Stored entries
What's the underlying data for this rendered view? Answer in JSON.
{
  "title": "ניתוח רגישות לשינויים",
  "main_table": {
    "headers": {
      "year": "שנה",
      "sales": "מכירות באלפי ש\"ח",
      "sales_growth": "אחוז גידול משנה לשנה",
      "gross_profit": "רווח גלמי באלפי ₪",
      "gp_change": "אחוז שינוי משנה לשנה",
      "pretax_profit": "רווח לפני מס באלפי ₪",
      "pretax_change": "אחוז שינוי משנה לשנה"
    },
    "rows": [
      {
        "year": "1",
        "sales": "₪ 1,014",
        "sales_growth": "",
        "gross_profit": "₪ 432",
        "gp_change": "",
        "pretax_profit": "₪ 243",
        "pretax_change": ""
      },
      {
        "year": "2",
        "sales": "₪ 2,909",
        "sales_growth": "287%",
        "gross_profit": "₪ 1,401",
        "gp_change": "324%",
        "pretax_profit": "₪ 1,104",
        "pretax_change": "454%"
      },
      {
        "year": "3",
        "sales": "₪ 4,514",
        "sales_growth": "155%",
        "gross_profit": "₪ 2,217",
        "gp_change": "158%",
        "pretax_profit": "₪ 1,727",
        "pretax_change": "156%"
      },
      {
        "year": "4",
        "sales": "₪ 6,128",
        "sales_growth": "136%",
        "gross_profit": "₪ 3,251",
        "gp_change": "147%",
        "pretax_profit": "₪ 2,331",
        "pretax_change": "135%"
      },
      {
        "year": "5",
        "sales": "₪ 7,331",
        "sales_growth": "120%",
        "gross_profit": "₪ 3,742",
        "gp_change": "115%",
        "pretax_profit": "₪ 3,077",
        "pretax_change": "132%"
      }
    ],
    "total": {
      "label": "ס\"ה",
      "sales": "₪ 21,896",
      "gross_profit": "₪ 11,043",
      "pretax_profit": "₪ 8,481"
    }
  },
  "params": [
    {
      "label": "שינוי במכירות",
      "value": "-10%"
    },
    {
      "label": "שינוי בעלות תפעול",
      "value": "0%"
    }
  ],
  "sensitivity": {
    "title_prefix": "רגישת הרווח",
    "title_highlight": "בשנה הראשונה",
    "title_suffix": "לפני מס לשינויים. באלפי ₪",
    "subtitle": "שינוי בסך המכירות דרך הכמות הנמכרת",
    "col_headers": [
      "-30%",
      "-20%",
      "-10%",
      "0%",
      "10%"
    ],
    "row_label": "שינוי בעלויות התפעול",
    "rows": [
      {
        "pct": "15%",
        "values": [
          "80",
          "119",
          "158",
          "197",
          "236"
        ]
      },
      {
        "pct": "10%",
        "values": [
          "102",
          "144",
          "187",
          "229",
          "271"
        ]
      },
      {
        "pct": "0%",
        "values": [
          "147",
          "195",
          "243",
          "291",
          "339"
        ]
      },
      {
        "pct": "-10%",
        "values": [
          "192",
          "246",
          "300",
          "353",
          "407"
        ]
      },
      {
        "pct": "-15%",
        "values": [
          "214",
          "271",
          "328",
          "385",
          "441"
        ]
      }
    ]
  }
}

* **Given problem**
Repeat all the entries word for word.

* **Exercise solution**
What's the underlying data for this rendered view? Answer in JSON.
{
  "title": "ניתוח רגישות לשינויים",
  "main_table": {
    "headers": {
      "year": "שנה",
      "sales": "מכירות באלפי ש\"ח",
      "sales_growth": "אחוז גידול משנה לשנה",
      "gross_profit": "רווח גלמי באלפי ₪",
      "gp_change": "אחוז שינוי משנה לשנה",
      "pretax_profit": "רווח לפני מס באלפי ₪",
      "pretax_change": "אחוז שינוי משנה לשנה"
    },
    "rows": [
      {
        "year": "1",
        "sales": "₪ 1,014",
        "sales_growth": "",
        "gross_profit": "₪ 432",
        "gp_change": "",
        "pretax_profit": "₪ 243",
        "pretax_change": ""
      },
      {
        "year": "2",
        "sales": "₪ 2,909",
        "sales_growth": "287%",
        "gross_profit": "₪ 1,401",
        "gp_change": "324%",
        "pretax_profit": "₪ 1,104",
        "pretax_change": "454%"
      },
      {
        "year": "3",
        "sales": "₪ 4,514",
        "sales_growth": "155%",
        "gross_profit": "₪ 2,217",
        "gp_change": "158%",
        "pretax_profit": "₪ 1,727",
        "pretax_change": "156%"
      },
      {
        "year": "4",
        "sales": "₪ 6,128",
        "sales_growth": "136%",
        "gross_profit": "₪ 3,251",
        "gp_change": "147%",
        "pretax_profit": "₪ 2,331",
        "pretax_change": "135%"
      },
      {
        "year": "5",
        "sales": "₪ 7,331",
        "sales_growth": "120%",
        "gross_profit": "₪ 3,742",
        "gp_change": "115%",
        "pretax_profit": "₪ 3,077",
        "pretax_change": "132%"
      }
    ],
    "total": {
      "label": "ס\"ה",
      "sales": "₪ 21,896",
      "gross_profit": "₪ 11,043",
      "pretax_profit": "₪ 8,481"
    }
  },
  "params": [
    {
      "label": "שינוי במכירות",
      "value": "-10%"
    },
    {
      "label": "שינוי בעלות תפעול",
      "value": "0%"
    }
  ],
  "sensitivity": {
    "title_prefix": "רגישת הרווח",
    "title_highlight": "בשנה הראשונה",
    "title_suffix": "לפני מס לשינויים. באלפי ₪",
    "subtitle": "שינוי בסך המכירות דרך הכמות הנמכרת",
    "col_headers": [
      "-30%",
      "-20%",
      "-10%",
      "0%",
      "10%"
    ],
    "row_label": "שינוי בעלויות התפעול",
    "rows": [
      {
        "pct": "15%",
        "values": [
          "80",
          "119",
          "158",
          "197",
          "236"
        ]
      },
      {
        "pct": "10%",
        "values": [
          "102",
          "144",
          "187",
          "229",
          "271"
        ]
      },
      {
        "pct": "0%",
        "values": [
          "147",
          "195",
          "243",
          "291",
          "339"
        ]
      },
      {
        "pct": "-10%",
        "values": [
          "192",
          "246",
          "300",
          "353",
          "407"
        ]
      },
      {
        "pct": "-15%",
        "values": [
          "214",
          "271",
          "328",
          "385",
          "441"
        ]
      }
    ]
  }
}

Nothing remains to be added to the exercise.